● Available data
##############################

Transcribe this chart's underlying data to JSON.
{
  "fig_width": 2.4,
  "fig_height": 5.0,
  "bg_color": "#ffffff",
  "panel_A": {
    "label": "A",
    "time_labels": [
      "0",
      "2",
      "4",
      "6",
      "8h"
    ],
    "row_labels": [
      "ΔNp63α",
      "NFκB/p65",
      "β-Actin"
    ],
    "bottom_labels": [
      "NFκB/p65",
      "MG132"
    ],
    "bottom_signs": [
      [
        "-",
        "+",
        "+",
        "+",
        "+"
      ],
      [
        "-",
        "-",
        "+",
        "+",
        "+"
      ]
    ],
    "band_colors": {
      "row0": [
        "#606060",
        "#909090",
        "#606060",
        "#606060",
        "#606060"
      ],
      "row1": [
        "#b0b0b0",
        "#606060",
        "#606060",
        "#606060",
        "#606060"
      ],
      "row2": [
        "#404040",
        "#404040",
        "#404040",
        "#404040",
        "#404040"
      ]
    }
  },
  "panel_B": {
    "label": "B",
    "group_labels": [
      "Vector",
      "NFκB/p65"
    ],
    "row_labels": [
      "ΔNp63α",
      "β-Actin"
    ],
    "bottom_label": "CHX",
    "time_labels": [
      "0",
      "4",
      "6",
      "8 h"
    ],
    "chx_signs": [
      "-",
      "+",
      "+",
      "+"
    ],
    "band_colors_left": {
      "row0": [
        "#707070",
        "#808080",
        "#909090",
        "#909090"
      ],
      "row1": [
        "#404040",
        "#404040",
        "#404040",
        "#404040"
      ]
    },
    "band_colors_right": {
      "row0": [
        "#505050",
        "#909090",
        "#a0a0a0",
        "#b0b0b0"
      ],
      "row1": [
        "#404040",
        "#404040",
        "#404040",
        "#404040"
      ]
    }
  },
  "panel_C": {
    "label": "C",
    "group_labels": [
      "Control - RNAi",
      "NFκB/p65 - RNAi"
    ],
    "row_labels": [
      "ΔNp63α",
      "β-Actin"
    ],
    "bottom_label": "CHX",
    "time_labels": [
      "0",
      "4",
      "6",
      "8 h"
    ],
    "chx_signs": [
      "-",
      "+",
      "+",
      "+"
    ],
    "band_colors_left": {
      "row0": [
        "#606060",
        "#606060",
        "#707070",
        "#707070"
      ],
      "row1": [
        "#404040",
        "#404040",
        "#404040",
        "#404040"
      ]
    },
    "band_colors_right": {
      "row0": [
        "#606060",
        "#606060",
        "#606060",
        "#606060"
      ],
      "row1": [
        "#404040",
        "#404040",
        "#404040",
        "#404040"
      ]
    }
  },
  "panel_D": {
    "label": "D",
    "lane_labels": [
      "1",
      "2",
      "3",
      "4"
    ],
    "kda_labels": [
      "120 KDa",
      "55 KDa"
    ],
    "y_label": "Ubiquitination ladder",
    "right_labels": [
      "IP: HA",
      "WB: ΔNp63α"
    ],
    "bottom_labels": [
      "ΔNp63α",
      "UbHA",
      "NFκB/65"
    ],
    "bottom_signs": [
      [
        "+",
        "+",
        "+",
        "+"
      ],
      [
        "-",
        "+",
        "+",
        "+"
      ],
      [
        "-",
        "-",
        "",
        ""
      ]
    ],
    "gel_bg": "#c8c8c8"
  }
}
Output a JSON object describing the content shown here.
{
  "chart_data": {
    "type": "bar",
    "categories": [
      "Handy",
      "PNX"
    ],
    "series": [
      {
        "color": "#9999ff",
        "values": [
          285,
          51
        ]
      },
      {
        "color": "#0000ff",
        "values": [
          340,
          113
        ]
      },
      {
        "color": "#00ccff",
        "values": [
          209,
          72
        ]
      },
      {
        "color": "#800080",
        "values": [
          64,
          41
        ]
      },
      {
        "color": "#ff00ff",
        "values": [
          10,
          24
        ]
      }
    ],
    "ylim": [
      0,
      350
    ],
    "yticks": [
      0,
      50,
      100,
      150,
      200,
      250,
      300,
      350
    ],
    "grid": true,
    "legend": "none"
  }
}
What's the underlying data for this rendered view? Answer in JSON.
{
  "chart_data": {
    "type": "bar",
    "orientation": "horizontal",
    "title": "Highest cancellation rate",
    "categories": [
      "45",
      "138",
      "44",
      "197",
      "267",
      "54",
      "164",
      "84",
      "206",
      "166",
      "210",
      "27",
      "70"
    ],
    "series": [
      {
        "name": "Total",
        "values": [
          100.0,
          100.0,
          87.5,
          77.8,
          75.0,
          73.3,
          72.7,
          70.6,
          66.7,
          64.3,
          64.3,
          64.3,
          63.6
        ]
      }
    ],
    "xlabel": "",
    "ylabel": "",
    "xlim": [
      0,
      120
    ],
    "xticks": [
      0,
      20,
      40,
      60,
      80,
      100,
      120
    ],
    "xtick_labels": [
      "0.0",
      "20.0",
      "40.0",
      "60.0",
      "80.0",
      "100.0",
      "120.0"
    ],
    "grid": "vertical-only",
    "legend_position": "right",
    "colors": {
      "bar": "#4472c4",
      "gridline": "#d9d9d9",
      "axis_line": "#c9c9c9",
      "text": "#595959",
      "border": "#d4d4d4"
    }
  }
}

##############################

Reproduce the complete set of lines precisely as supplied.

Transcribe this chart's underlying data to JSON.
{
  "fig_width": 2.4,
  "fig_height": 5.0,
  "bg_color": "#ffffff",
  "panel_A": {
    "label": "A",
    "time_labels": [
      "0",
      "2",
      "4",
      "6",
      "8h"
    ],
    "row_labels": [
      "ΔNp63α",
      "NFκB/p65",
      "β-Actin"
    ],
    "bottom_labels": [
      "NFκB/p65",
      "MG132"
    ],
    "bottom_signs": [
      [
        "-",
        "+",
        "+",
        "+",
        "+"
      ],
      [
        "-",
        "-",
        "+",
        "+",
        "+"
      ]
    ],
    "band_colors": {
      "row0": [
        "#606060",
        "#909090",
        "#606060",
        "#606060",
        "#606060"
      ],
      "row1": [
        "#b0b0b0",
        "#606060",
        "#606060",
        "#606060",
        "#606060"
      ],
      "row2": [
        "#404040",
        "#404040",
        "#404040",
        "#404040",
        "#404040"
      ]
    }
  },
  "panel_B": {
    "label": "B",
    "group_labels": [
      "Vector",
      "NFκB/p65"
    ],
    "row_labels": [
      "ΔNp63α",
      "β-Actin"
    ],
    "bottom_label": "CHX",
    "time_labels": [
      "0",
      "4",
      "6",
      "8 h"
    ],
    "chx_signs": [
      "-",
      "+",
      "+",
      "+"
    ],
    "band_colors_left": {
      "row0": [
        "#707070",
        "#808080",
        "#909090",
        "#909090"
      ],
      "row1": [
        "#404040",
        "#404040",
        "#404040",
        "#404040"
      ]
    },
    "band_colors_right": {
      "row0": [
        "#505050",
        "#909090",
        "#a0a0a0",
        "#b0b0b0"
      ],
      "row1": [
        "#404040",
        "#404040",
        "#404040",
        "#404040"
      ]
    }
  },
  "panel_C": {
    "label": "C",
    "group_labels": [
      "Control - RNAi",
      "NFκB/p65 - RNAi"
    ],
    "row_labels": [
      "ΔNp63α",
      "β-Actin"
    ],
    "bottom_label": "CHX",
    "time_labels": [
      "0",
      "4",
      "6",
      "8 h"
    ],
    "chx_signs": [
      "-",
      "+",
      "+",
      "+"
    ],
    "band_colors_left": {
      "row0": [
        "#606060",
        "#606060",
        "#707070",
        "#707070"
      ],
      "row1": [
        "#404040",
        "#404040",
        "#404040",
        "#404040"
      ]
    },
    "band_colors_right": {
      "row0": [
        "#606060",
        "#606060",
        "#606060",
        "#606060"
      ],
      "row1": [
        "#404040",
        "#404040",
        "#404040",
        "#404040"
      ]
    }
  },
  "panel_D": {
    "label": "D",
    "lane_labels": [
      "1",
      "2",
      "3",
      "4"
    ],
    "kda_labels": [
      "120 KDa",
      "55 KDa"
    ],
    "y_label": "Ubiquitination ladder",
    "right_labels": [
      "IP: HA",
      "WB: ΔNp63α"
    ],
    "bottom_labels": [
      "ΔNp63α",
      "UbHA",
      "NFκB/65"
    ],
    "bottom_signs": [
      [
        "+",
        "+",
        "+",
        "+"
      ],
      [
        "-",
        "+",
        "+",
        "+"
      ],
      [
        "-",
        "-",
        "",
        ""
      ]
    ],
    "gel_bg": "#c8c8c8"
  }
}
Output a JSON object describing the content shown here.
{
  "chart_data": {
    "type": "bar",
    "categories": [
      "Handy",
      "PNX"
    ],
    "series": [
      {
        "color": "#9999ff",
        "values": [
          285,
          51
        ]
      },
      {
        "color": "#0000ff",
        "values": [
          340,
          113
        ]
      },
      {
        "color": "#00ccff",
        "values": [
          209,
          72
        ]
      },
      {
        "color": "#800080",
        "values": [
          64,
          41
        ]
      },
      {
        "color": "#ff00ff",
        "values": [
          10,
          24
        ]
      }
    ],
    "ylim": [
      0,
      350
    ],
    "yticks": [
      0,
      50,
      100,
      150,
      200,
      250,
      300,
      350
    ],
    "grid": true,
    "legend": "none"
  }
}
What's the underlying data for this rendered view? Answer in JSON.
{
  "chart_data": {
    "type": "bar",
    "orientation": "horizontal",
    "title": "Highest cancellation rate",
    "categories": [
      "45",
      "138",
      "44",
      "197",
      "267",
      "54",
      "164",
      "84",
      "206",
      "166",
      "210",
      "27",
      "70"
    ],
    "series": [
      {
        "name": "Total",
        "values": [
          100.0,
          100.0,
          87.5,
          77.8,
          75.0,
          73.3,
          72.7,
          70.6,
          66.7,
          64.3,
          64.3,
          64.3,
          63.6
        ]
      }
    ],
    "xlabel": "",
    "ylabel": "",
    "xlim": [
      0,
      120
    ],
    "xticks": [
      0,
      20,
      40,
      60,
      80,
      100,
      120
    ],
    "xtick_labels": [
      "0.0",
      "20.0",
      "40.0",
      "60.0",
      "80.0",
      "100.0",
      "120.0"
    ],
    "grid": "vertical-only",
    "legend_position": "right",
    "colors": {
      "bar": "#4472c4",
      "gridline": "#d9d9d9",
      "axis_line": "#c9c9c9",
      "text": "#595959",
      "border": "#d4d4d4"
    }
  }
}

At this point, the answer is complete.